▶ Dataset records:
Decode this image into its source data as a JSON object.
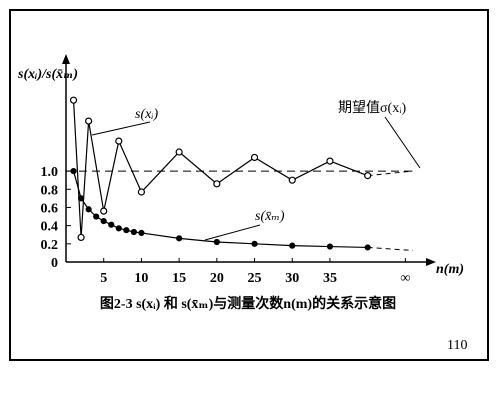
{
  "chart_data": {
    "type": "line",
    "y_label": "s(xᵢ)/s(x̄ₘ)",
    "x_label": "n(m)",
    "caption": "图2-3 s(xᵢ) 和 s(x̄ₘ)与测量次数n(m)的关系示意图",
    "page_number": "110",
    "annotations": [
      "s(xᵢ)",
      "s(x̄ₘ)",
      "期望值σ(xᵢ)"
    ],
    "xlim": [
      0,
      48
    ],
    "ylim": [
      0,
      2.2
    ],
    "xticks": [
      5,
      10,
      15,
      20,
      25,
      30,
      35,
      {
        "value": 45,
        "label": "∞"
      }
    ],
    "yticks": [
      0,
      0.2,
      0.4,
      0.6,
      {
        "value": 1,
        "label": "1.0"
      },
      0.8
    ],
    "reference": 1,
    "series": [
      {
        "color": "#000",
        "marker": "open",
        "x": [
          1,
          2,
          3,
          5,
          7,
          10,
          15,
          20,
          25,
          30,
          35,
          40
        ],
        "values": [
          1.78,
          0.27,
          1.55,
          0.56,
          1.33,
          0.77,
          1.21,
          0.86,
          1.15,
          0.9,
          1.11,
          0.95
        ]
      },
      {
        "color": "#000",
        "marker": "filled",
        "x": [
          1,
          2,
          3,
          4,
          5,
          6,
          7,
          8,
          9,
          10,
          15,
          20,
          25,
          30,
          35,
          40
        ],
        "values": [
          1.0,
          0.7,
          0.58,
          0.5,
          0.45,
          0.41,
          0.37,
          0.35,
          0.33,
          0.32,
          0.26,
          0.22,
          0.2,
          0.18,
          0.17,
          0.16
        ]
      }
    ]
  }
}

▶ SHORT EXERCISE:
Copy every record above exactly, leaving out any pictures.

▶ ANSWER TO THIS EXERCISE:
Decode this image into its source data as a JSON object.
{
  "chart_data": {
    "type": "line",
    "y_label": "s(xᵢ)/s(x̄ₘ)",
    "x_label": "n(m)",
    "caption": "图2-3 s(xᵢ) 和 s(x̄ₘ)与测量次数n(m)的关系示意图",
    "page_number": "110",
    "annotations": [
      "s(xᵢ)",
      "s(x̄ₘ)",
      "期望值σ(xᵢ)"
    ],
    "xlim": [
      0,
      48
    ],
    "ylim": [
      0,
      2.2
    ],
    "xticks": [
      5,
      10,
      15,
      20,
      25,
      30,
      35,
      {
        "value": 45,
        "label": "∞"
      }
    ],
    "yticks": [
      0,
      0.2,
      0.4,
      0.6,
      {
        "value": 1,
        "label": "1.0"
      },
      0.8
    ],
    "reference": 1,
    "series": [
      {
        "color": "#000",
        "marker": "open",
        "x": [
          1,
          2,
          3,
          5,
          7,
          10,
          15,
          20,
          25,
          30,
          35,
          40
        ],
        "values": [
          1.78,
          0.27,
          1.55,
          0.56,
          1.33,
          0.77,
          1.21,
          0.86,
          1.15,
          0.9,
          1.11,
          0.95
        ]
      },
      {
        "color": "#000",
        "marker": "filled",
        "x": [
          1,
          2,
          3,
          4,
          5,
          6,
          7,
          8,
          9,
          10,
          15,
          20,
          25,
          30,
          35,
          40
        ],
        "values": [
          1.0,
          0.7,
          0.58,
          0.5,
          0.45,
          0.41,
          0.37,
          0.35,
          0.33,
          0.32,
          0.26,
          0.22,
          0.2,
          0.18,
          0.17,
          0.16
        ]
      }
    ]
  }
}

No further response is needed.